Written exercise: Look through the listing and locate every line containing the word "caption"; copy those lines.

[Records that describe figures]
◆ ◆ ◆ ◆ ◆ ◆ ◆

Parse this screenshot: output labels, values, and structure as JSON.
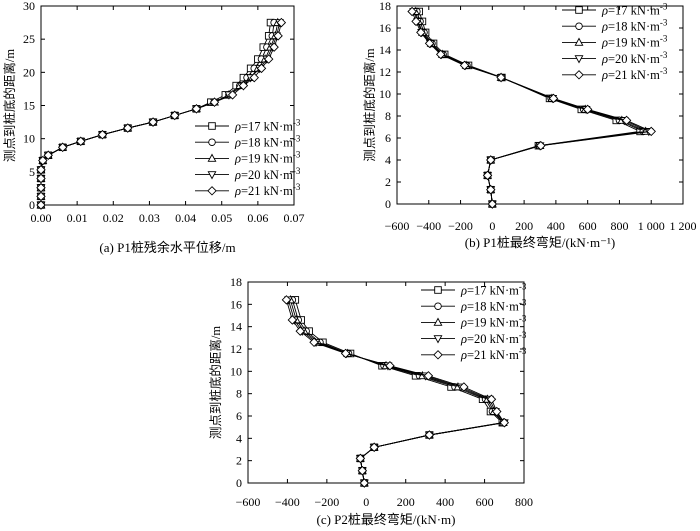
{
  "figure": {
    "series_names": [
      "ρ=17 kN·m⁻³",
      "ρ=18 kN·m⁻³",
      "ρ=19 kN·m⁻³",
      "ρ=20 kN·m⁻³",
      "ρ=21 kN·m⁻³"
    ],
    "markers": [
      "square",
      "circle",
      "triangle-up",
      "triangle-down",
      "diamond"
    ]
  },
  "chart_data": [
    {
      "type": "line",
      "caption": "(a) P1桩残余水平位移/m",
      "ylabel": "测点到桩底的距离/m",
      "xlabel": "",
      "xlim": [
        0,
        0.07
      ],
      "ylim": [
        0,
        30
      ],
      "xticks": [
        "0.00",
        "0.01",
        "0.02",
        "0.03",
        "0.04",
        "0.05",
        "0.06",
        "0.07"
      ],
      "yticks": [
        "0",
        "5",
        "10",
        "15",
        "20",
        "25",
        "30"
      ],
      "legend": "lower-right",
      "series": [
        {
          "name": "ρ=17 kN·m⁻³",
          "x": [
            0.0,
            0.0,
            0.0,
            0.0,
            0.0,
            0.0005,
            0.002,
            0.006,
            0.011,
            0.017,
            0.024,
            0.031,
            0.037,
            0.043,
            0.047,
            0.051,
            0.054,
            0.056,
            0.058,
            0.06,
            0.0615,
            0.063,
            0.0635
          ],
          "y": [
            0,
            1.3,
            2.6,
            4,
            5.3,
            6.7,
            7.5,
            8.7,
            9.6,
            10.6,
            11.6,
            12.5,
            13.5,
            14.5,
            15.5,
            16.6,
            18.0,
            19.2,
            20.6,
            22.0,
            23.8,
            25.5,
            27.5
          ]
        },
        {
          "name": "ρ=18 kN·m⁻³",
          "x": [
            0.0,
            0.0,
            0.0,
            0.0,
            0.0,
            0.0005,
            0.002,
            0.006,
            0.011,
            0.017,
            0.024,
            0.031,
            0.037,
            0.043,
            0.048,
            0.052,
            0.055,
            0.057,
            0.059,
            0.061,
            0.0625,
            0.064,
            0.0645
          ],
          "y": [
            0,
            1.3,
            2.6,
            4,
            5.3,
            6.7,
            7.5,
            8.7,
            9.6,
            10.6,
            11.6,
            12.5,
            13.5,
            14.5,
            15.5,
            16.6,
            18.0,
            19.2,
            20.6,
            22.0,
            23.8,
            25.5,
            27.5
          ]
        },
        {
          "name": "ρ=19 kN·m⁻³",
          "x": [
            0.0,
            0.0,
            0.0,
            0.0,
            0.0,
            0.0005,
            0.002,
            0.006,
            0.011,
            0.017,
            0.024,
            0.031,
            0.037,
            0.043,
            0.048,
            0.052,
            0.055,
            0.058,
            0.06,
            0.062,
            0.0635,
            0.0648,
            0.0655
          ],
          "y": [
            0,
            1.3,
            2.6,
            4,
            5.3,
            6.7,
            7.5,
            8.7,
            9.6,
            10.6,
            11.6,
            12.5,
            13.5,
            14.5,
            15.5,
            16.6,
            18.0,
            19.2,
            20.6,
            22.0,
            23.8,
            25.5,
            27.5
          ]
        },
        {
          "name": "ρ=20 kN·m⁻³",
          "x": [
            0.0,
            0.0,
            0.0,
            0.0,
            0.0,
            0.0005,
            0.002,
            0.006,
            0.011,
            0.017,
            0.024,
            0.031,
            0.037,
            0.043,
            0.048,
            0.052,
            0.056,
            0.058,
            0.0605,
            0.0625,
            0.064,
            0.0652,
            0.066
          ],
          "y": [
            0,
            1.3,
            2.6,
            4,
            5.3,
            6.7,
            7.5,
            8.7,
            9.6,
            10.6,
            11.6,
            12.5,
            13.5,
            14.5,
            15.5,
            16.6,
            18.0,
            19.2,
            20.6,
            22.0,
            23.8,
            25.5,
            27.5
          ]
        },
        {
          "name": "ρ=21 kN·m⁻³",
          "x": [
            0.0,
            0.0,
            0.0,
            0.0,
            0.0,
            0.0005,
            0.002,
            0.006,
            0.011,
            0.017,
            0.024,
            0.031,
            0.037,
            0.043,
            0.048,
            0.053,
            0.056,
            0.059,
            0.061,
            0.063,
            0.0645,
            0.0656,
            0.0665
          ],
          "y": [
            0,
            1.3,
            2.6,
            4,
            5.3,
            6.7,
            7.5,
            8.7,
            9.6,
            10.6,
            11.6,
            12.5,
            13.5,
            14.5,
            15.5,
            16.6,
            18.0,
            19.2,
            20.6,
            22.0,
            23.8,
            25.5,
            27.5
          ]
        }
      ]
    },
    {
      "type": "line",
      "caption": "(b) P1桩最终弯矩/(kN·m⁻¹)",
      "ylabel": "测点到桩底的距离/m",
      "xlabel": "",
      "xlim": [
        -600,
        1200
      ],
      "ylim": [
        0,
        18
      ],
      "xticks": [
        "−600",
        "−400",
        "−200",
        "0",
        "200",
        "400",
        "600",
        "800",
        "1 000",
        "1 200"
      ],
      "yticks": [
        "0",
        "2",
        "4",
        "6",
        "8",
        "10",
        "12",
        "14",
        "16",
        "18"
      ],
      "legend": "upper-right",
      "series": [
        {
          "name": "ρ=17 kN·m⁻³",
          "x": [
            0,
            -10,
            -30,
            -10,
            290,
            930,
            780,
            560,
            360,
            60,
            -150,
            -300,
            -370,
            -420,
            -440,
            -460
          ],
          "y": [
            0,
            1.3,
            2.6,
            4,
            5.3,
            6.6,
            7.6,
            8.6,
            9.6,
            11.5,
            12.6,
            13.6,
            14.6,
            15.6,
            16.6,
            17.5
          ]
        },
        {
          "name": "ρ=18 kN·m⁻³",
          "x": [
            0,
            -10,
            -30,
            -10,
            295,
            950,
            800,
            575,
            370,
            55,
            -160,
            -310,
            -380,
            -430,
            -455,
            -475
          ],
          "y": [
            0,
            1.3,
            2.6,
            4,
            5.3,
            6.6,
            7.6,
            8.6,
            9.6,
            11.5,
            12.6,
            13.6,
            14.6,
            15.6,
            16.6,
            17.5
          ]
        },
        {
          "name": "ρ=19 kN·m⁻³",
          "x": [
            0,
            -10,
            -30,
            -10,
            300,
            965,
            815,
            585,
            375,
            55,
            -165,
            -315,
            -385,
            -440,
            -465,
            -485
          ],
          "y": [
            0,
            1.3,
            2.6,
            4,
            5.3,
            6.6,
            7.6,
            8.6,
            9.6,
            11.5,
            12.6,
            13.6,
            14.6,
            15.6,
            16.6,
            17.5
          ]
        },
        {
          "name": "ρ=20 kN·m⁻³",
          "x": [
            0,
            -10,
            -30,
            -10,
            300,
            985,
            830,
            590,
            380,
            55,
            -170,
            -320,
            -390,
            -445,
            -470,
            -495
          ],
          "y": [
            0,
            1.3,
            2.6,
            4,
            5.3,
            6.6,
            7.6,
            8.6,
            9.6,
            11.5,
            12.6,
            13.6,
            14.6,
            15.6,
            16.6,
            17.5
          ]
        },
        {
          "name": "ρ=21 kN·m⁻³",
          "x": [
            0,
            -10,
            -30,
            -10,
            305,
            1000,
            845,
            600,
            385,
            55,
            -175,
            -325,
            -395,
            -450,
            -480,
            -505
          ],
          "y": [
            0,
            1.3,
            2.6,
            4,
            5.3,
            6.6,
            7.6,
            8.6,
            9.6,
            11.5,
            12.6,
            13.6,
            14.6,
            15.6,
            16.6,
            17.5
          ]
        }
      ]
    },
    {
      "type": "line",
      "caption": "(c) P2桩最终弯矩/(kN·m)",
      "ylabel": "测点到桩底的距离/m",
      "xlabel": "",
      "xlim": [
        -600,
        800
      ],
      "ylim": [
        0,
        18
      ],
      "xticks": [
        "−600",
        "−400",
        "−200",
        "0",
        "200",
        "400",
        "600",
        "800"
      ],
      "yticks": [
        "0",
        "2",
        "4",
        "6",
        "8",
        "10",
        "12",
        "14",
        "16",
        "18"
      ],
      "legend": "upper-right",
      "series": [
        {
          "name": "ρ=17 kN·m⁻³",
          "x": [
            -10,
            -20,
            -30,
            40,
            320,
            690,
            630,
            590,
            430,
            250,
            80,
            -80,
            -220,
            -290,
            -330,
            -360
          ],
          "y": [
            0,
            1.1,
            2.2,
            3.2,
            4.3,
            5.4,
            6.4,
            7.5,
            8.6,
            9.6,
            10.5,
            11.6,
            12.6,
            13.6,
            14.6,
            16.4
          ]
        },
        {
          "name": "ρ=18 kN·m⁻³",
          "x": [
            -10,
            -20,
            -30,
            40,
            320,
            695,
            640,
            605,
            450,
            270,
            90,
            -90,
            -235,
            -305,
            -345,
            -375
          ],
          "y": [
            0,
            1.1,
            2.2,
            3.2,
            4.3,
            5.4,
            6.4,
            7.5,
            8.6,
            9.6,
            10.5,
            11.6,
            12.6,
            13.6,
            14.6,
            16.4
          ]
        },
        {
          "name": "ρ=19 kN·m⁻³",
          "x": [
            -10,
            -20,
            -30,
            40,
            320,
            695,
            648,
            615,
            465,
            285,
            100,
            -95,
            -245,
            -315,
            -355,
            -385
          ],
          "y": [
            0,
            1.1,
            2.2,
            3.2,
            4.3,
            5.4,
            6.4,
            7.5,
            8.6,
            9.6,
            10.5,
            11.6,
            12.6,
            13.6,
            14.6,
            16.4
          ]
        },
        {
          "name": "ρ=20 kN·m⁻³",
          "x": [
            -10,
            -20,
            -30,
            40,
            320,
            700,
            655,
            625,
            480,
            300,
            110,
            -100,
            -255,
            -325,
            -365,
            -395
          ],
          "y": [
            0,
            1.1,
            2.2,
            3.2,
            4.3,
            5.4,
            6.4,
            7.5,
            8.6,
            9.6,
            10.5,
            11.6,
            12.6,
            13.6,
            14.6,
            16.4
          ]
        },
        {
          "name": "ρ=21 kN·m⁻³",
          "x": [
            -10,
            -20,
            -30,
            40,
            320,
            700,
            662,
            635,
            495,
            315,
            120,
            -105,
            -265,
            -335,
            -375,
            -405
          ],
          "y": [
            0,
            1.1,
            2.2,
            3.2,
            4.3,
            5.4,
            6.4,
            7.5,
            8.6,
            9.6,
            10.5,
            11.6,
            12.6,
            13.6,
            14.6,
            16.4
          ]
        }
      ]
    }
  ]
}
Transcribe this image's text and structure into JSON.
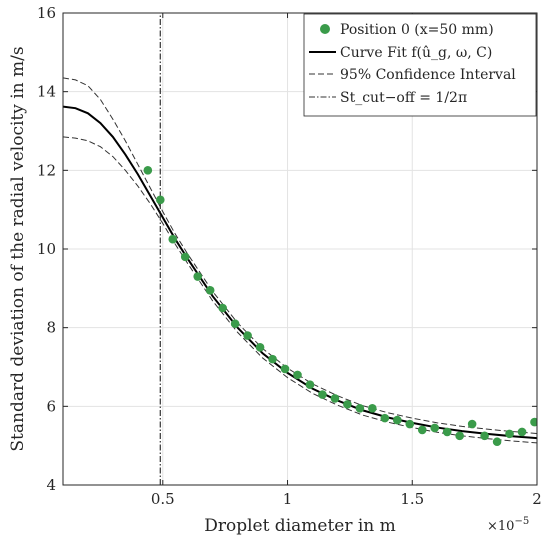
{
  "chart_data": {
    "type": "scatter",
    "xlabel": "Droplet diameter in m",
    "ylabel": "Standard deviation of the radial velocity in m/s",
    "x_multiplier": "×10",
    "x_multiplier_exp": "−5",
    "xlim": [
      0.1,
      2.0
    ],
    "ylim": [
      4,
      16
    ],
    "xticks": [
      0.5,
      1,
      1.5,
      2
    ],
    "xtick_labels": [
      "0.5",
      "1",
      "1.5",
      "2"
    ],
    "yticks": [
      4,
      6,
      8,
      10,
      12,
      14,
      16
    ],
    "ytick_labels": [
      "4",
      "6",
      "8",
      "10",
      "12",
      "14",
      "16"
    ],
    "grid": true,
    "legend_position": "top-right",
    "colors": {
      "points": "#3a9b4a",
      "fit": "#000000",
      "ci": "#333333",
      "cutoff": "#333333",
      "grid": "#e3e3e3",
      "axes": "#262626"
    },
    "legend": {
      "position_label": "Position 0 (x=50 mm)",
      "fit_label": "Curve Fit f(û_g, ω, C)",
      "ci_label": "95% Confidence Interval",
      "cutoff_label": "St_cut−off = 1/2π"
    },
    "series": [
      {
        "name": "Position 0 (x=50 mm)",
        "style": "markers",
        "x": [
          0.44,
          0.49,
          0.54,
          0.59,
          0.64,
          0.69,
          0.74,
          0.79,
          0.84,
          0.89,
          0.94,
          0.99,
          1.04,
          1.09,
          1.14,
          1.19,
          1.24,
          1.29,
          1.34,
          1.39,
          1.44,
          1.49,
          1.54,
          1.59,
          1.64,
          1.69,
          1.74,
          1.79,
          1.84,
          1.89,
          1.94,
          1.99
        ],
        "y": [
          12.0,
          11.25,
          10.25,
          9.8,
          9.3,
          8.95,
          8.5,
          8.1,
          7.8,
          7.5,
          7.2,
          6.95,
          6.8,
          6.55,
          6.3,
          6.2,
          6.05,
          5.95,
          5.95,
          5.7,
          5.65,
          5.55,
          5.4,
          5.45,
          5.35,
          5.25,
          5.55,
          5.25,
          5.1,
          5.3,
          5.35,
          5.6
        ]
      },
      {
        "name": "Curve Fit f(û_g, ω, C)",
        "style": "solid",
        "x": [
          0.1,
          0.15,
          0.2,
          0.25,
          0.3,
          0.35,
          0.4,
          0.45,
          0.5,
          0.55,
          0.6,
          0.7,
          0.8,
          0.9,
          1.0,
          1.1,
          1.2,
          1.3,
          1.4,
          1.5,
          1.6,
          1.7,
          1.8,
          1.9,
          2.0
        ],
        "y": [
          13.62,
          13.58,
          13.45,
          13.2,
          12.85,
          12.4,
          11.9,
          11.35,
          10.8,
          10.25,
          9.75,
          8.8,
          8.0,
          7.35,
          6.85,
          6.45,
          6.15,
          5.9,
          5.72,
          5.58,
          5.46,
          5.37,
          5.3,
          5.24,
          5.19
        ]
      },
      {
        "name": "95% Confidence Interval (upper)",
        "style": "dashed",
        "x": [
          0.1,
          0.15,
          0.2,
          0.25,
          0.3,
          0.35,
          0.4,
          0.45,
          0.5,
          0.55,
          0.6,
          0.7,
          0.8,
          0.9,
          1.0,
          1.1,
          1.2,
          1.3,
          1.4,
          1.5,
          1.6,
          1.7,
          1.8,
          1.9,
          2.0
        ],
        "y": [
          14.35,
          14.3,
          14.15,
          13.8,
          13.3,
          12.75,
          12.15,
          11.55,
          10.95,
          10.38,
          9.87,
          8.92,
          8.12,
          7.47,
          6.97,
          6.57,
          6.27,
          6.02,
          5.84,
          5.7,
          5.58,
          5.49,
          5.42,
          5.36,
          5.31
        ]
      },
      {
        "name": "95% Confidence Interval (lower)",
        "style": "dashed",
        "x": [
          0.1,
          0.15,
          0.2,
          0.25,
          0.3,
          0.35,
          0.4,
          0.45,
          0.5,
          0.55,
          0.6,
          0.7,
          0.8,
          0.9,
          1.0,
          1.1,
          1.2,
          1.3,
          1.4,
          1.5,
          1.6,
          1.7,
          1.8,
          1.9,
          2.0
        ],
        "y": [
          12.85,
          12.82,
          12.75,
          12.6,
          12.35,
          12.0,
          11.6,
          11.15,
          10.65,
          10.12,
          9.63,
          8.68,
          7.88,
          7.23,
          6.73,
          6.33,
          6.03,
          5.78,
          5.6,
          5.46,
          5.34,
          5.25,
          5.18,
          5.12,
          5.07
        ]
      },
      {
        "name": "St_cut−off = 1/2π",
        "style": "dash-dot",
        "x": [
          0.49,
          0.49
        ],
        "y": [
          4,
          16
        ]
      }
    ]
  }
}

◆ ◆ ◆ ◆ ◆ ◆ ◆

Task result:
      "caption": "(a) P1桩残余水平位移/m",
      "caption": "(b) P1桩最终弯矩/(kN·m⁻¹)",
      "caption": "(c) P2桩最终弯矩/(kN·m)",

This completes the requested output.